= TASK PROMPT =
Copy out each line of the listing that has the word "this" in it.

(Stored records)
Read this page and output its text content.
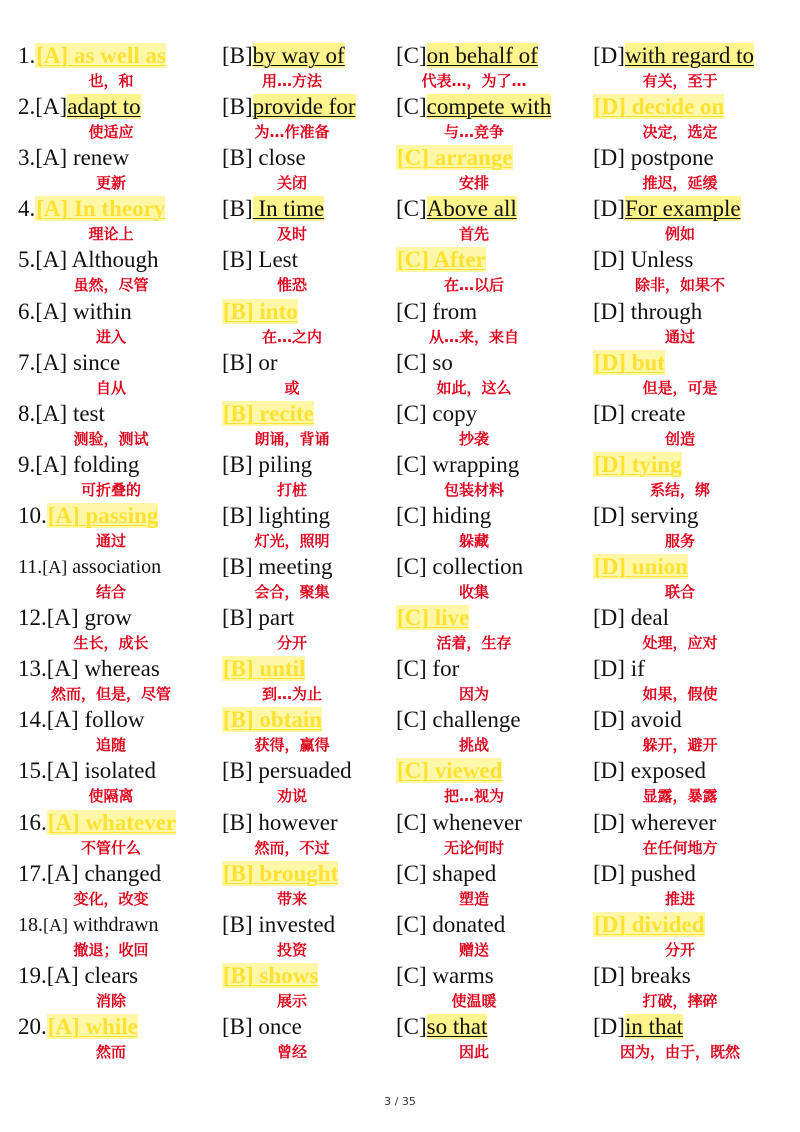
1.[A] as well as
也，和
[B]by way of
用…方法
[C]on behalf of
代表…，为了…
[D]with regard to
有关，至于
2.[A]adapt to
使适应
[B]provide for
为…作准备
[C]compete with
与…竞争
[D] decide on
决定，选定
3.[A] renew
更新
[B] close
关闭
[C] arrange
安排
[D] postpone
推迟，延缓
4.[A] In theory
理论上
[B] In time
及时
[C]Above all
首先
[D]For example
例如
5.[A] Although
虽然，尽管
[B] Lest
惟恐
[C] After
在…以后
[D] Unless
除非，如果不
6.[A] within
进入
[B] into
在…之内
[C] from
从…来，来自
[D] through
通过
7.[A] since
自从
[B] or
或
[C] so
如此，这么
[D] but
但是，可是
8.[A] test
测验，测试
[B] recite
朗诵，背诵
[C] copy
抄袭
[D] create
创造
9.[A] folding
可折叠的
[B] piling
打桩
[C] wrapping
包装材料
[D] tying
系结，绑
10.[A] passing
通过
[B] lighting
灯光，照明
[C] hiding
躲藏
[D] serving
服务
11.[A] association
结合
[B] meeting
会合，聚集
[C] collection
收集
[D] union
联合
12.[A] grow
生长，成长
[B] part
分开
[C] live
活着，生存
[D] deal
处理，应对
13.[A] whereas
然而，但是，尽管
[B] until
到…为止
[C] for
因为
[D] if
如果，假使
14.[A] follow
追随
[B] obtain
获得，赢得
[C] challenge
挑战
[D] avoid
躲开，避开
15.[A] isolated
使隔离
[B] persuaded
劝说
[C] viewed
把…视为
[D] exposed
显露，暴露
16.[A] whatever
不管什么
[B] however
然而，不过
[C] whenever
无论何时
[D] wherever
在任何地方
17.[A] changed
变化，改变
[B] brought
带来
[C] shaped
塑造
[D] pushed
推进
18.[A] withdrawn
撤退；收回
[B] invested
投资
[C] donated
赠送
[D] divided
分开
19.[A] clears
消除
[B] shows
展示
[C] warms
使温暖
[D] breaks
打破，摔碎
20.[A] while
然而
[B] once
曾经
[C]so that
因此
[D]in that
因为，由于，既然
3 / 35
* * *
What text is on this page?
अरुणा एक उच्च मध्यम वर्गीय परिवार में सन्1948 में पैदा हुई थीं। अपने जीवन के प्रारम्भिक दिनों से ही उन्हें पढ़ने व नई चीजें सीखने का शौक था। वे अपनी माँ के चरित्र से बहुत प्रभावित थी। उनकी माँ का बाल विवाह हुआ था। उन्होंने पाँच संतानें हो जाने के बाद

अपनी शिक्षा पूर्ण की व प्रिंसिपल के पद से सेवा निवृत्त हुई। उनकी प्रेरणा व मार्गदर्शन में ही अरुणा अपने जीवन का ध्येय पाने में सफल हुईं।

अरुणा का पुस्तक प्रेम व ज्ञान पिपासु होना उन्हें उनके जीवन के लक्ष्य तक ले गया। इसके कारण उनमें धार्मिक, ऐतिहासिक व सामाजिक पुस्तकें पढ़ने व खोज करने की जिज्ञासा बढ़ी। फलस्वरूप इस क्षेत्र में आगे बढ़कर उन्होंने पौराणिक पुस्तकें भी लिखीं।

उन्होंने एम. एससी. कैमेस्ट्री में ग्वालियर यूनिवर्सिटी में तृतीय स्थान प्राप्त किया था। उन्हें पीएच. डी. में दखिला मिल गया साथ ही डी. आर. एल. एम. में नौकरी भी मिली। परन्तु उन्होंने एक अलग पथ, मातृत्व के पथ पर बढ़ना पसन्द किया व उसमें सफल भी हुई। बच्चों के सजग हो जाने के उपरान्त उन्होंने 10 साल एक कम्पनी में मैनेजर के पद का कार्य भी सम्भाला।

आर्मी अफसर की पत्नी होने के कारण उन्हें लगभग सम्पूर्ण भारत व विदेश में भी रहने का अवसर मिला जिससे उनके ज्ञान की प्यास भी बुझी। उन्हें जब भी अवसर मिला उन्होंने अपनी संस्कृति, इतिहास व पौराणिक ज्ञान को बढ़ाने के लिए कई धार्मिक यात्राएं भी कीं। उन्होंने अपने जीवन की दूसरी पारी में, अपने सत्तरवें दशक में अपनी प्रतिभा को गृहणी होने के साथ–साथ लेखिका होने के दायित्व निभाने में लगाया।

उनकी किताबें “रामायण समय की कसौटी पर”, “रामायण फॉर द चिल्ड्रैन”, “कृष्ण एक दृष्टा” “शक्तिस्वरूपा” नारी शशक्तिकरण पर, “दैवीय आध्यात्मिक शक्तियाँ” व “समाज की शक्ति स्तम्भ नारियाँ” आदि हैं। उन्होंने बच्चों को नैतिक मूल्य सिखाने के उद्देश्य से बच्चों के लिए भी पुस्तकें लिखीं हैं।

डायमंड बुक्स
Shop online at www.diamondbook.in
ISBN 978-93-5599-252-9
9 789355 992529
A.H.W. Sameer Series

= SOLUTION TO THE PROBLEM =
Read this page and output its text content.
What text is on this page?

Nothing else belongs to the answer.